## Required work
Restate the material word for word and leave out anything that is a picture.

## Supplied data
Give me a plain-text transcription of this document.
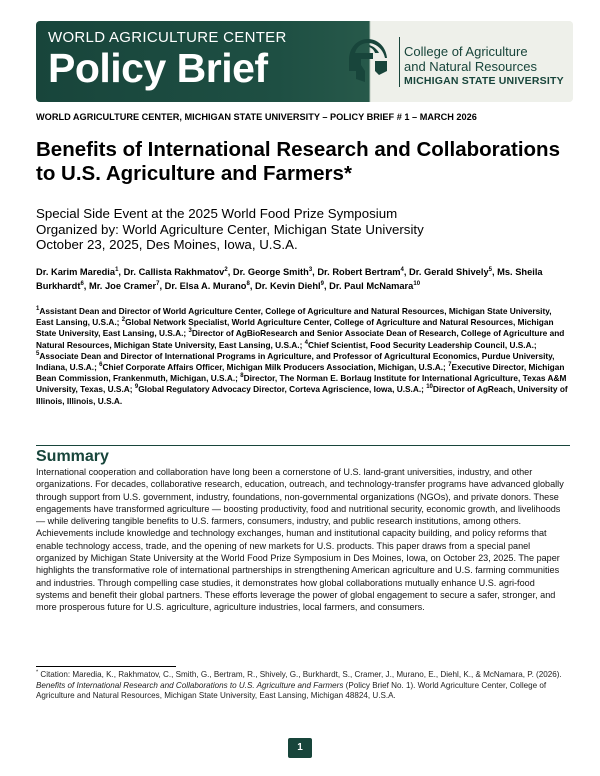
WORLD AGRICULTURE CENTER
Policy Brief	College of Agriculture
and Natural Resources
MICHIGAN STATE UNIVERSITY
WORLD AGRICULTURE CENTER, MICHIGAN STATE UNIVERSITY – POLICY BRIEF # 1 – MARCH 2026
Benefits of International Research and Collaborations to U.S. Agriculture and Farmers*
Special Side Event at the 2025 World Food Prize Symposium
Organized by: World Agriculture Center, Michigan State University
October 23, 2025, Des Moines, Iowa, U.S.A.
Dr. Karim Maredia$^1$, Dr. Callista Rakhmatov$^2$, Dr. George Smith$^3$, Dr. Robert Bertram$^4$, Dr. Gerald Shively$^5$, Ms. Sheila Burkhardt$^6$, Mr. Joe Cramer$^7$, Dr. Elsa A. Murano$^8$, Dr. Kevin Diehl$^9$, Dr. Paul McNamara$^{10}$
$^1$Assistant Dean and Director of World Agriculture Center, College of Agriculture and Natural Resources, Michigan State University, East Lansing, U.S.A.; $^2$Global Network Specialist, World Agriculture Center, College of Agriculture and Natural Resources, Michigan State University, East Lansing, U.S.A.; $^3$Director of AgBioResearch and Senior Associate Dean of Research, College of Agriculture and Natural Resources, Michigan State University, East Lansing, U.S.A.; $^4$Chief Scientist, Food Security Leadership Council, U.S.A.; $^5$Associate Dean and Director of International Programs in Agriculture, and Professor of Agricultural Economics, Purdue University, Indiana, U.S.A.; $^6$Chief Corporate Affairs Officer, Michigan Milk Producers Association, Michigan, U.S.A.; $^7$Executive Director, Michigan Bean Commission, Frankenmuth, Michigan, U.S.A.; $^8$Director, The Norman E. Borlaug Institute for International Agriculture, Texas A&M University, Texas, U.S.A; $^9$Global Regulatory Advocacy Director, Corteva Agriscience, Iowa, U.S.A.; $^{10}$Director of AgReach, University of Illinois, Illinois, U.S.A.
Summary

International cooperation and collaboration have long been a cornerstone of U.S. land-grant universities, industry, and other organizations. For decades, collaborative research, education, outreach, and technology-transfer programs have advanced globally through support from U.S. government, industry, foundations, non-governmental organizations (NGOs), and private donors. These engagements have transformed agriculture — boosting productivity, food and nutritional security, economic growth, and livelihoods — while delivering tangible benefits to U.S. farmers, consumers, industry, and public research institutions, among others. Achievements include knowledge and technology exchanges, human and institutional capacity building, and policy reforms that enable technology access, trade, and the opening of new markets for U.S. products. This paper draws from a special panel organized by Michigan State University at the World Food Prize Symposium in Des Moines, Iowa, on October 23, 2025. The paper highlights the transformative role of international partnerships in strengthening American agriculture and U.S. farming communities and industries. Through compelling case studies, it demonstrates how global collaborations mutually enhance U.S. agri-food systems and benefit their global partners. These efforts leverage the power of global engagement to secure a safer, stronger, and more prosperous future for U.S. agriculture, agriculture industries, local farmers, and consumers.

* Citation: Maredia, K., Rakhmatov, C., Smith, G., Bertram, R., Shively, G., Burkhardt, S., Cramer, J., Murano, E., Diehl, K., & McNamara, P. (2026). Benefits of International Research and Collaborations to U.S. Agriculture and Farmers (Policy Brief No. 1). World Agriculture Center, College of Agriculture and Natural Resources, Michigan State University, East Lansing, Michigan 48824, U.S.A.
1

## The completed task
Give me a plain-text transcription of this document.
WORLD AGRICULTURE CENTER
Policy Brief	College of Agriculture
and Natural Resources
MICHIGAN STATE UNIVERSITY
WORLD AGRICULTURE CENTER, MICHIGAN STATE UNIVERSITY – POLICY BRIEF # 1 – MARCH 2026
Benefits of International Research and Collaborations to U.S. Agriculture and Farmers*
Special Side Event at the 2025 World Food Prize Symposium
Organized by: World Agriculture Center, Michigan State University
October 23, 2025, Des Moines, Iowa, U.S.A.
Dr. Karim Maredia$^1$, Dr. Callista Rakhmatov$^2$, Dr. George Smith$^3$, Dr. Robert Bertram$^4$, Dr. Gerald Shively$^5$, Ms. Sheila Burkhardt$^6$, Mr. Joe Cramer$^7$, Dr. Elsa A. Murano$^8$, Dr. Kevin Diehl$^9$, Dr. Paul McNamara$^{10}$
$^1$Assistant Dean and Director of World Agriculture Center, College of Agriculture and Natural Resources, Michigan State University, East Lansing, U.S.A.; $^2$Global Network Specialist, World Agriculture Center, College of Agriculture and Natural Resources, Michigan State University, East Lansing, U.S.A.; $^3$Director of AgBioResearch and Senior Associate Dean of Research, College of Agriculture and Natural Resources, Michigan State University, East Lansing, U.S.A.; $^4$Chief Scientist, Food Security Leadership Council, U.S.A.; $^5$Associate Dean and Director of International Programs in Agriculture, and Professor of Agricultural Economics, Purdue University, Indiana, U.S.A.; $^6$Chief Corporate Affairs Officer, Michigan Milk Producers Association, Michigan, U.S.A.; $^7$Executive Director, Michigan Bean Commission, Frankenmuth, Michigan, U.S.A.; $^8$Director, The Norman E. Borlaug Institute for International Agriculture, Texas A&M University, Texas, U.S.A; $^9$Global Regulatory Advocacy Director, Corteva Agriscience, Iowa, U.S.A.; $^{10}$Director of AgReach, University of Illinois, Illinois, U.S.A.
Summary

International cooperation and collaboration have long been a cornerstone of U.S. land-grant universities, industry, and other organizations. For decades, collaborative research, education, outreach, and technology-transfer programs have advanced globally through support from U.S. government, industry, foundations, non-governmental organizations (NGOs), and private donors. These engagements have transformed agriculture — boosting productivity, food and nutritional security, economic growth, and livelihoods — while delivering tangible benefits to U.S. farmers, consumers, industry, and public research institutions, among others. Achievements include knowledge and technology exchanges, human and institutional capacity building, and policy reforms that enable technology access, trade, and the opening of new markets for U.S. products. This paper draws from a special panel organized by Michigan State University at the World Food Prize Symposium in Des Moines, Iowa, on October 23, 2025. The paper highlights the transformative role of international partnerships in strengthening American agriculture and U.S. farming communities and industries. Through compelling case studies, it demonstrates how global collaborations mutually enhance U.S. agri-food systems and benefit their global partners. These efforts leverage the power of global engagement to secure a safer, stronger, and more prosperous future for U.S. agriculture, agriculture industries, local farmers, and consumers.

* Citation: Maredia, K., Rakhmatov, C., Smith, G., Bertram, R., Shively, G., Burkhardt, S., Cramer, J., Murano, E., Diehl, K., & McNamara, P. (2026). Benefits of International Research and Collaborations to U.S. Agriculture and Farmers (Policy Brief No. 1). World Agriculture Center, College of Agriculture and Natural Resources, Michigan State University, East Lansing, Michigan 48824, U.S.A.
1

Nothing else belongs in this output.